TASK TO CARRY OUT:
Update the rows that run from the line containing "video-title-line: webontwerper —" through the line containing "battery-icon — [574, 20, 604, 34]" by changing "share-icon" to "share-glyph" and leaving everything else as it is. Give only those rows.

RECORDS FOR PROCESSING:
==========

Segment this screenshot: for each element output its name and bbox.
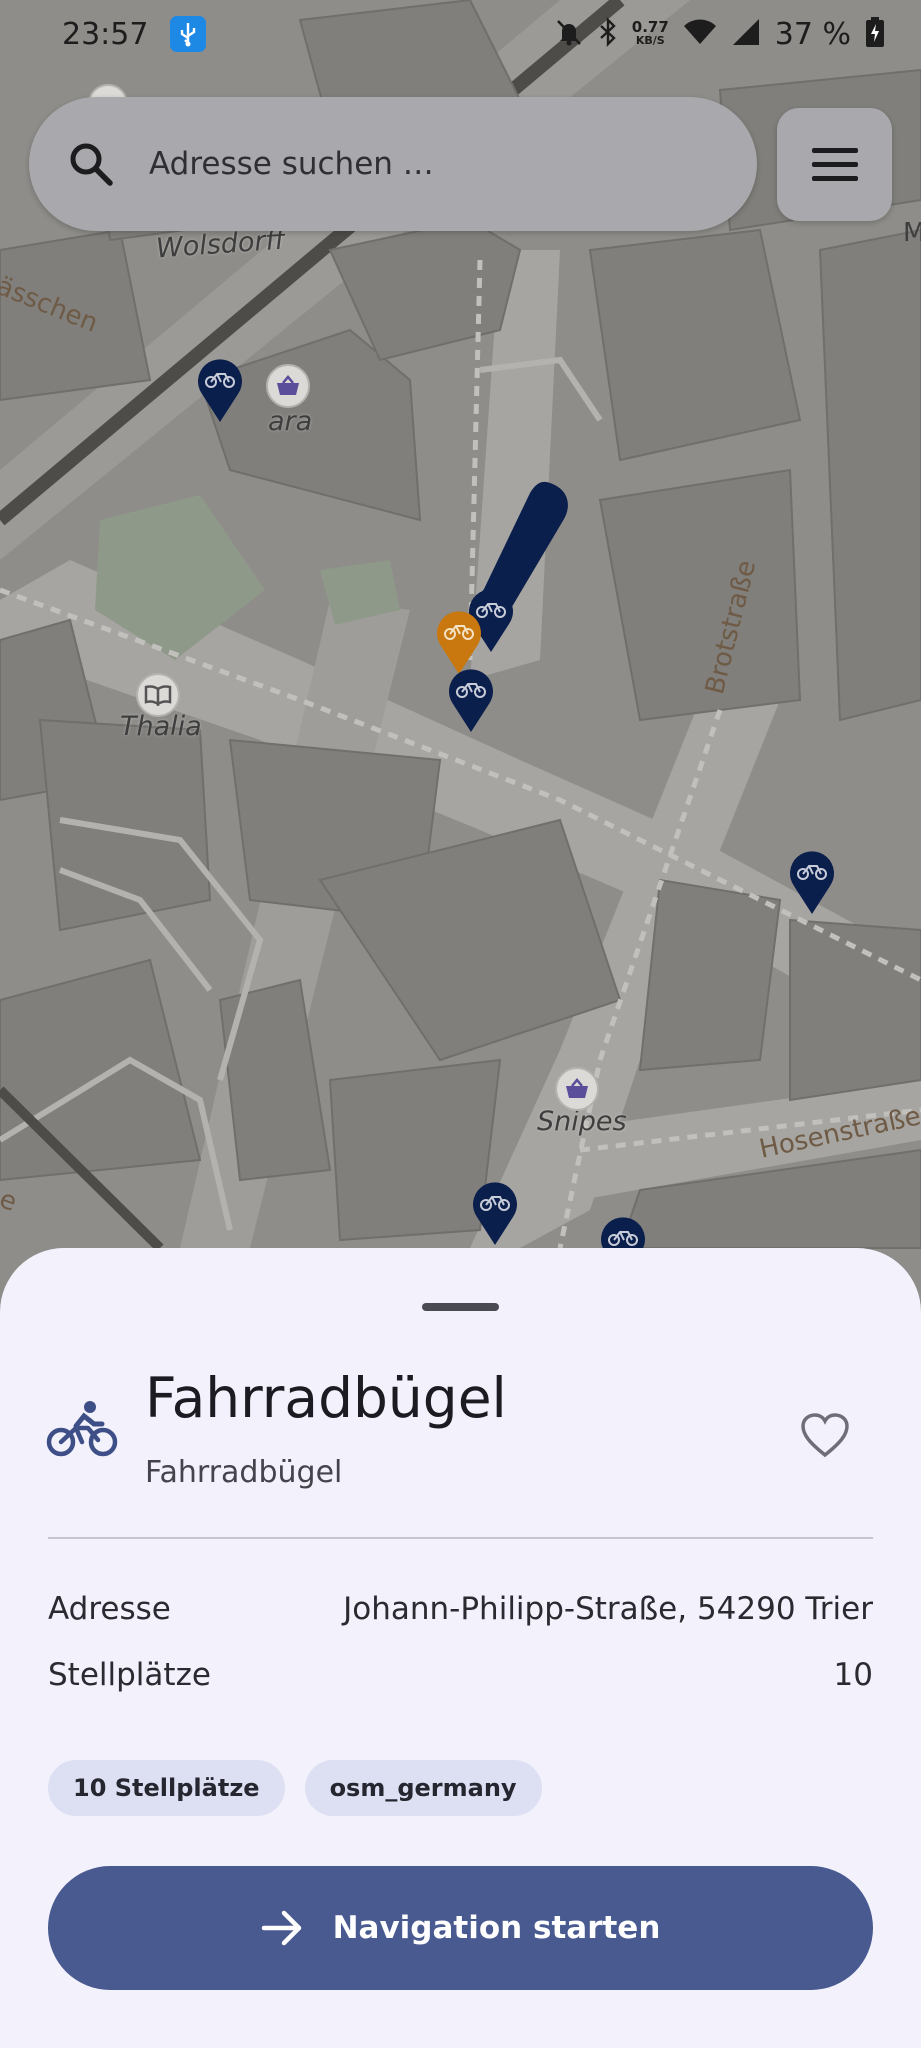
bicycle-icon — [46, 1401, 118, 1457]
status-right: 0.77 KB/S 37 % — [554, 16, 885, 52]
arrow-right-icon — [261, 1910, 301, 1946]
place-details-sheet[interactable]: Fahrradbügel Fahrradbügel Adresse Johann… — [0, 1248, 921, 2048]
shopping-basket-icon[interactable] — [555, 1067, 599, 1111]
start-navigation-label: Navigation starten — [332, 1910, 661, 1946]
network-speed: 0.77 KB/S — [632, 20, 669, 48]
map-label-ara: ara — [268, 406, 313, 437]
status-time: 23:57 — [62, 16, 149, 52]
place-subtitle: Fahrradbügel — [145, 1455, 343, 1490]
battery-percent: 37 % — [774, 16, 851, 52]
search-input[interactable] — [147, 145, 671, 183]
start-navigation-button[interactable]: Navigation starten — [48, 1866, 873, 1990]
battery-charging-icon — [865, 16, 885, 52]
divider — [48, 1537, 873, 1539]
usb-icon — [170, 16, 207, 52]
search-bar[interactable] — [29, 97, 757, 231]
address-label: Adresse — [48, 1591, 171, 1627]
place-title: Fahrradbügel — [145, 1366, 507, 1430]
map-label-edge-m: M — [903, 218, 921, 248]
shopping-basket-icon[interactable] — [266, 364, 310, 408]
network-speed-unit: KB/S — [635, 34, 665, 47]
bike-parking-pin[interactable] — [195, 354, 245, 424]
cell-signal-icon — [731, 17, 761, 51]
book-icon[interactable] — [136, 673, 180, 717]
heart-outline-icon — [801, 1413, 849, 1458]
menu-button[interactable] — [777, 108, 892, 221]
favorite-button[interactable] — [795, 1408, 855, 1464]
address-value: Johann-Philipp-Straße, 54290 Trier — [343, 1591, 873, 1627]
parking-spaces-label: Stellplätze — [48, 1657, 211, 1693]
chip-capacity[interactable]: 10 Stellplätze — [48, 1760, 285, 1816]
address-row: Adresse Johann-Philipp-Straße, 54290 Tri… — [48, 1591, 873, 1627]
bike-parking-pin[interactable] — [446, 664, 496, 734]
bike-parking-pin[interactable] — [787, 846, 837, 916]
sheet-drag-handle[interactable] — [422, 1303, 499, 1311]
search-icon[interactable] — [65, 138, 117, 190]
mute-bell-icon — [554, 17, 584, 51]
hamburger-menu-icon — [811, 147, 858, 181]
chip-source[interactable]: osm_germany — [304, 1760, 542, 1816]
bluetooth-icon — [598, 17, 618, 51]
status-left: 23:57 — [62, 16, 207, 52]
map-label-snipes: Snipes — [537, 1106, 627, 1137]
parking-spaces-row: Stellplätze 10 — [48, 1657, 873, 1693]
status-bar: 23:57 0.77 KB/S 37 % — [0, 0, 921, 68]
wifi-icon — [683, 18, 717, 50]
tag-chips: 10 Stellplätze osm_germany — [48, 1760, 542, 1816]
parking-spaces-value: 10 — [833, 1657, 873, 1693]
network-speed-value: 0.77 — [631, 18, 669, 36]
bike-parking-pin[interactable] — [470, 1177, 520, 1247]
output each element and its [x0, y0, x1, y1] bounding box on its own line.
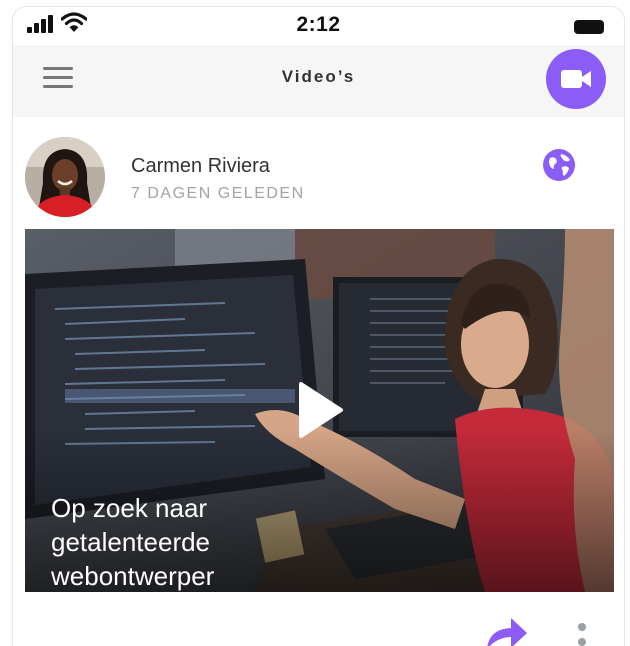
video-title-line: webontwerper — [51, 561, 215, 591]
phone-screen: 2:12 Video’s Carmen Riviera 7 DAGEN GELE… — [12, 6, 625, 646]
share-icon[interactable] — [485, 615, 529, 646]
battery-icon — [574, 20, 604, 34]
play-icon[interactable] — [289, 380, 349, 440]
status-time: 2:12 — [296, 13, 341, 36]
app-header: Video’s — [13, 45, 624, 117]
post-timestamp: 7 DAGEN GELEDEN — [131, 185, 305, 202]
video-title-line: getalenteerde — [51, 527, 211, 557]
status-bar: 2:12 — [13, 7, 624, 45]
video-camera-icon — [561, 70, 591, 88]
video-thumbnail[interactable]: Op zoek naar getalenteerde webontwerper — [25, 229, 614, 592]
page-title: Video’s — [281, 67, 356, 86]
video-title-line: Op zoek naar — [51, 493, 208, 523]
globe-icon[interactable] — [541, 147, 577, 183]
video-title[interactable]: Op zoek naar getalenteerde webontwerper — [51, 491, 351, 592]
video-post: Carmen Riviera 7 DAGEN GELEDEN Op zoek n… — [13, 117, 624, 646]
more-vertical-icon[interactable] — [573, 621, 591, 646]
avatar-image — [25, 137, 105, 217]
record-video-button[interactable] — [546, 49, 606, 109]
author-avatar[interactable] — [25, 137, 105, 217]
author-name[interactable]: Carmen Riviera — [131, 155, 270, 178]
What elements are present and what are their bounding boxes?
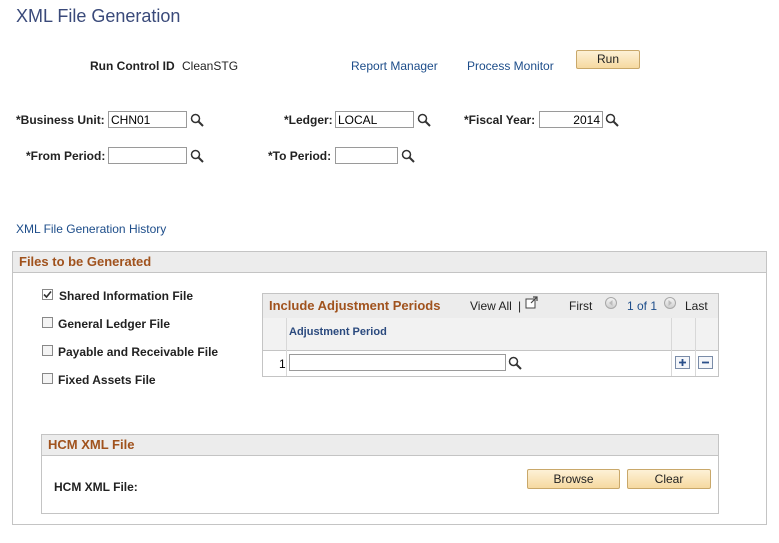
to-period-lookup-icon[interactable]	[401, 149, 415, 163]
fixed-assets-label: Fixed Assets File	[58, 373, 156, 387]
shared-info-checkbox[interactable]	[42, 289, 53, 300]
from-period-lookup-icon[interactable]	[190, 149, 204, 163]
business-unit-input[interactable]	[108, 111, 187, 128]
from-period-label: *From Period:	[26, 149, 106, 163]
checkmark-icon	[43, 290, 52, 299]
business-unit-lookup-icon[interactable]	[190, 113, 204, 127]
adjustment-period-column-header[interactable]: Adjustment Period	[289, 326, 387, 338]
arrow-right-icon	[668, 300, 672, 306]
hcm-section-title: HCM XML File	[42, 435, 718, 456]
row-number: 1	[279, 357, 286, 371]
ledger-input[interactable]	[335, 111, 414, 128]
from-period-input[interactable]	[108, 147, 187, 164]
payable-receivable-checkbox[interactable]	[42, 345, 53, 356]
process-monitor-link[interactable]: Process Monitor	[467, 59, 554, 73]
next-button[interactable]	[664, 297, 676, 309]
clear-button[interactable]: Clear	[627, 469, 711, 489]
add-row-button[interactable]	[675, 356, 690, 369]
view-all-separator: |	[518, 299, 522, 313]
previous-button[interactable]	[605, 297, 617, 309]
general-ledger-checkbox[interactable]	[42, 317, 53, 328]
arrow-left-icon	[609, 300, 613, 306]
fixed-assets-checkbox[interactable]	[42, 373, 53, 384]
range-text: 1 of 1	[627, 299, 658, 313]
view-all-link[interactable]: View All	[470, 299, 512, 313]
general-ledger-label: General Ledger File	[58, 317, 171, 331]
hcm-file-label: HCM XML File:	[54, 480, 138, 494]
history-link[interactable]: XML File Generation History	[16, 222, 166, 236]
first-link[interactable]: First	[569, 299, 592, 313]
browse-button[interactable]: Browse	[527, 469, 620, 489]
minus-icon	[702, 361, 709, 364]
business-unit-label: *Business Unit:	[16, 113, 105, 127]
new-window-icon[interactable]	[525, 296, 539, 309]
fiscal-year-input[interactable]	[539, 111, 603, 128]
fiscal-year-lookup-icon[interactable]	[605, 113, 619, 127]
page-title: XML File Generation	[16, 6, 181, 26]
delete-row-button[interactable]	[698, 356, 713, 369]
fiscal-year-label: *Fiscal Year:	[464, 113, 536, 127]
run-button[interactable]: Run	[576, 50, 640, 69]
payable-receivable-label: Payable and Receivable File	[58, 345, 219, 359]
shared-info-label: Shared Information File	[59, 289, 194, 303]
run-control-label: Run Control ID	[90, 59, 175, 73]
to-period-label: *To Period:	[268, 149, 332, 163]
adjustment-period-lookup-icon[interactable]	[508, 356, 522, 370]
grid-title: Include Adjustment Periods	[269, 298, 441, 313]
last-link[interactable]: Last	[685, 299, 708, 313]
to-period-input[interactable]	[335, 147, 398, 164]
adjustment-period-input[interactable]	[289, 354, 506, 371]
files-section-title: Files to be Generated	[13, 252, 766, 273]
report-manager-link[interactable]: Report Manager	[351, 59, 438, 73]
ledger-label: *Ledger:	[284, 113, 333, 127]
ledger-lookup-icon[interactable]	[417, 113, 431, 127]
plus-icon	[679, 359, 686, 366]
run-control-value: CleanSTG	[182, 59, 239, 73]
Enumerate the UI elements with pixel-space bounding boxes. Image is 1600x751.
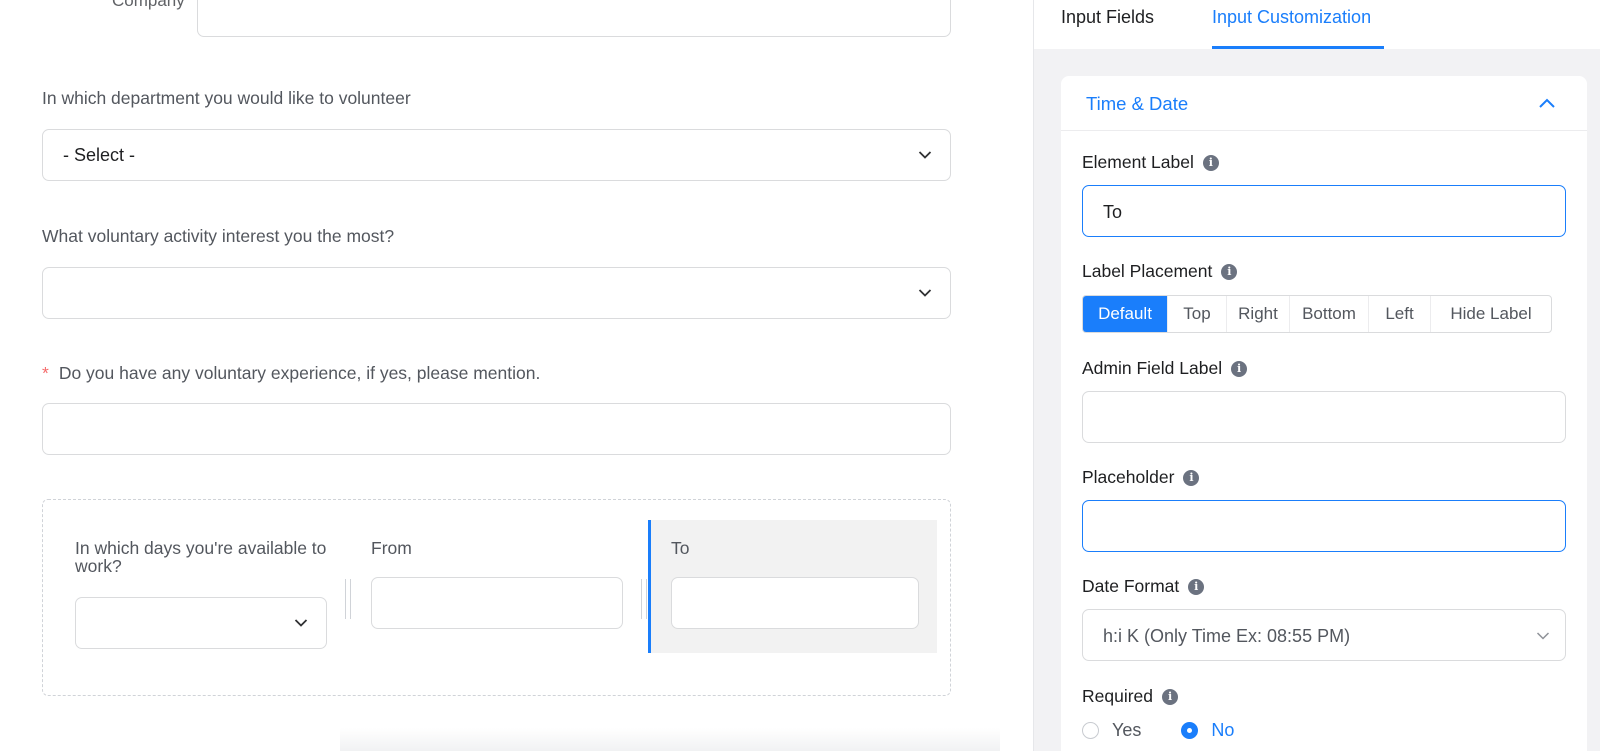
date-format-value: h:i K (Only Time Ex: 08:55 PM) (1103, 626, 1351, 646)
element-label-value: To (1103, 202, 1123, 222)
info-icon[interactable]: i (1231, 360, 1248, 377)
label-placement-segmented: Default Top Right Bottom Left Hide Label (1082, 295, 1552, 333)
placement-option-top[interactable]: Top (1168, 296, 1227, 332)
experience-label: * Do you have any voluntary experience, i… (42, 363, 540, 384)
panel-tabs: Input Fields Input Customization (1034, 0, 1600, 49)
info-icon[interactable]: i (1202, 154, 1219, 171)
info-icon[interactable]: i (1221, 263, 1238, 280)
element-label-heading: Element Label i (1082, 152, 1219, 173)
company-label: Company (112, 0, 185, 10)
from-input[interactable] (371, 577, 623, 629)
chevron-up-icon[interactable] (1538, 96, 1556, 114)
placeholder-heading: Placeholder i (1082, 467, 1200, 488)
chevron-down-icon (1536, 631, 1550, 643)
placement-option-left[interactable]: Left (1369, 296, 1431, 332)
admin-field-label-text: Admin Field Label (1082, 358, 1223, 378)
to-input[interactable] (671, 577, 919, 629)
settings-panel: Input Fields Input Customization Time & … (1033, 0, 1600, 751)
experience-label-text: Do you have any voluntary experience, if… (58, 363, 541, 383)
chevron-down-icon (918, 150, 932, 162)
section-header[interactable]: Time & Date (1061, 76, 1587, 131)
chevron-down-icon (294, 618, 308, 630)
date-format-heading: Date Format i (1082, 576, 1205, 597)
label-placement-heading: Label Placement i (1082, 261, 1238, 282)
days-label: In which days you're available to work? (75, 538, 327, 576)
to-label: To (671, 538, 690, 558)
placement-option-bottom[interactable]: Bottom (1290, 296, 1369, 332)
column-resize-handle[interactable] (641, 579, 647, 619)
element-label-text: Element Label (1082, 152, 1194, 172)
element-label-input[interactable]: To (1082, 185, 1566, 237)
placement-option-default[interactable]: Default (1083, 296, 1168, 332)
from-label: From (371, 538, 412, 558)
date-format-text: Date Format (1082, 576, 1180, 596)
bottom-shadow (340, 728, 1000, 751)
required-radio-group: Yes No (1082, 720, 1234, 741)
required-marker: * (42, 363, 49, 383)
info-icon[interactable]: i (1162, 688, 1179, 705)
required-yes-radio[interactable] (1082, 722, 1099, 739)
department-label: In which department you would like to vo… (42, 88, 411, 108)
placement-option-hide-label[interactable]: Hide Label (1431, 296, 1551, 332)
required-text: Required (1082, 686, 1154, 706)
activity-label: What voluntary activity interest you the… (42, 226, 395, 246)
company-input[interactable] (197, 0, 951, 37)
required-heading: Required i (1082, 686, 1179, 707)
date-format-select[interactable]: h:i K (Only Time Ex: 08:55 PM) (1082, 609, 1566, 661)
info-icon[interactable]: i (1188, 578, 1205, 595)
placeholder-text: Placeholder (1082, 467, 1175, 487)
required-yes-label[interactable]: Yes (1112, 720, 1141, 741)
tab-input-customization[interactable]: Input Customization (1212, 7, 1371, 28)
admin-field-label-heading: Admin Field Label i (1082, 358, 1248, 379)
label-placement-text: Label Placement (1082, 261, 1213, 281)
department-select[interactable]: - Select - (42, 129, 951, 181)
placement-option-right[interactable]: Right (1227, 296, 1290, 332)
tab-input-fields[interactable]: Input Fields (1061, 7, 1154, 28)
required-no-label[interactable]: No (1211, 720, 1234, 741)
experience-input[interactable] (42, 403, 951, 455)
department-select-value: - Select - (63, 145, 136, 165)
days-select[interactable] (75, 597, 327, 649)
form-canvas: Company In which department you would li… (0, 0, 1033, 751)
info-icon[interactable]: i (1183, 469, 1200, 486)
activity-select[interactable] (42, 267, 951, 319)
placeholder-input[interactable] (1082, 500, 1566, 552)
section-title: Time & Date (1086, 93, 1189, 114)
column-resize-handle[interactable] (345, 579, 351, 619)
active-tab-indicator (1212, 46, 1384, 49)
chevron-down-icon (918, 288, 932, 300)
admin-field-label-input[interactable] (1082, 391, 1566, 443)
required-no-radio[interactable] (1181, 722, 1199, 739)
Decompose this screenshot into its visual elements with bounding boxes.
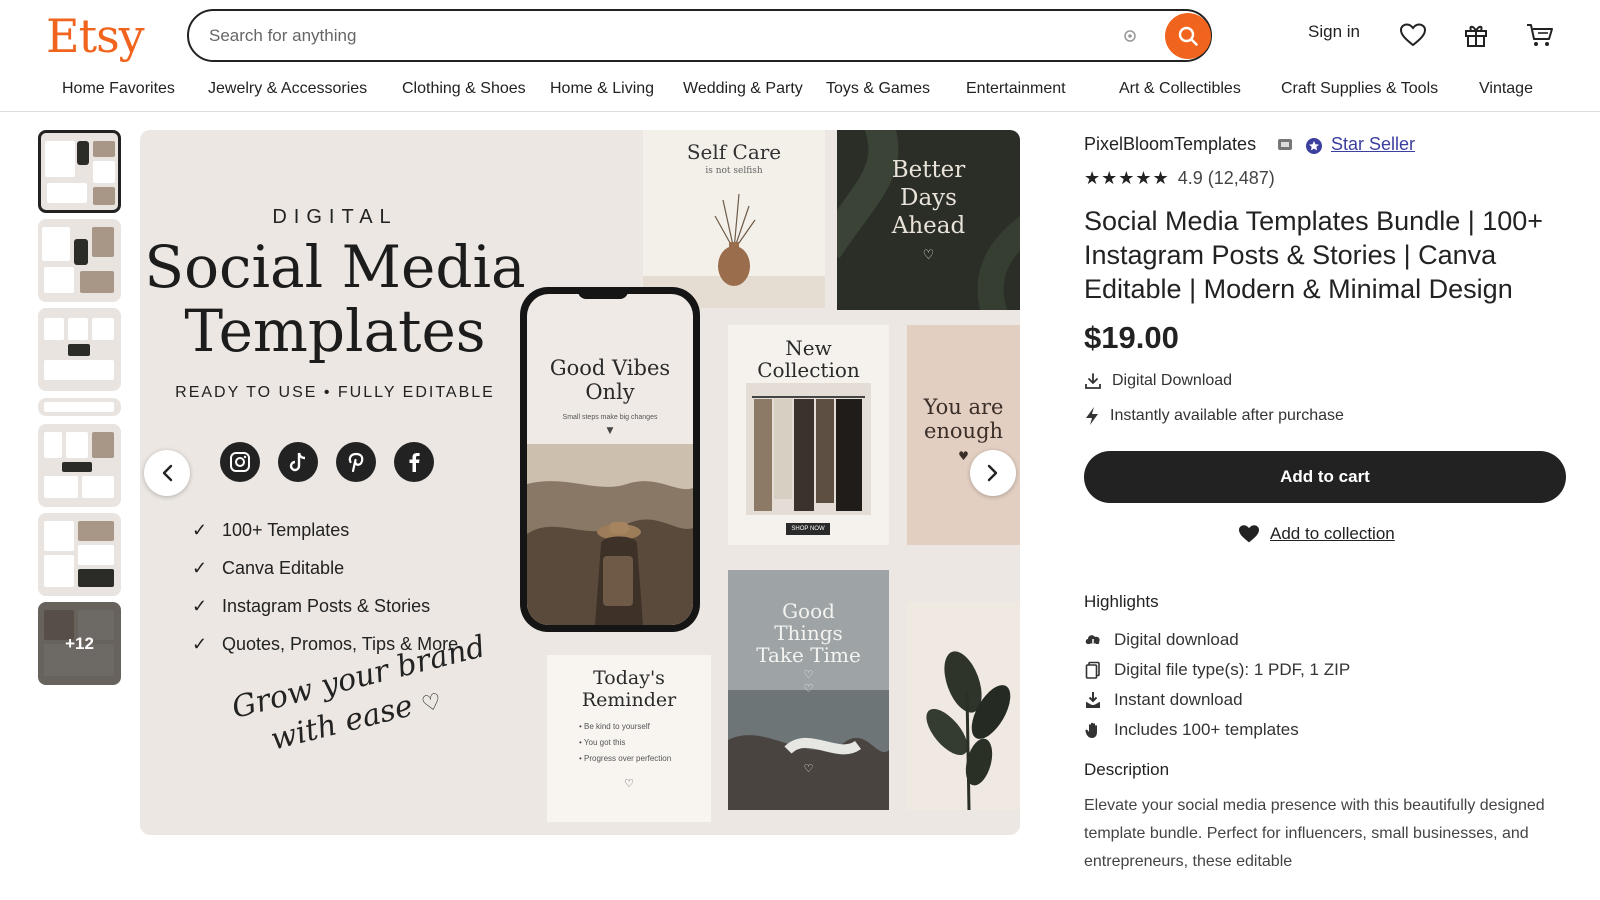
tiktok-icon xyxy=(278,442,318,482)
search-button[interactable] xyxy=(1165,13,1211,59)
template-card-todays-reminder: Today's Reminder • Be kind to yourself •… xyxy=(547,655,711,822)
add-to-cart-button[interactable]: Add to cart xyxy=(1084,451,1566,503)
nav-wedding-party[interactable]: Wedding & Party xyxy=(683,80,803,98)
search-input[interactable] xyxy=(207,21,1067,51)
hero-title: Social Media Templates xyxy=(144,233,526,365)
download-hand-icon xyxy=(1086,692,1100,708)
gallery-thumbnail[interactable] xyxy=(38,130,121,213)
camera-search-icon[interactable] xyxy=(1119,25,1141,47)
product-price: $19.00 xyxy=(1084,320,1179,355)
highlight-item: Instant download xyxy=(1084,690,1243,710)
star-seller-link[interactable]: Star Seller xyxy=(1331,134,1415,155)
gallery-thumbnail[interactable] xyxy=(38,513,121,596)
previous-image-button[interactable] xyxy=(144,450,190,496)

==========

RESULT OF THE TASK:
video-title-line: webontwerper — [51, 561, 215, 591]
phone-screen: 2:12 Video’s Carmen Riviera 7 DAGEN GELE… — [12, 6, 625, 646]
share-glyph[interactable] — [485, 615, 529, 646]
battery-icon — [574, 20, 604, 34]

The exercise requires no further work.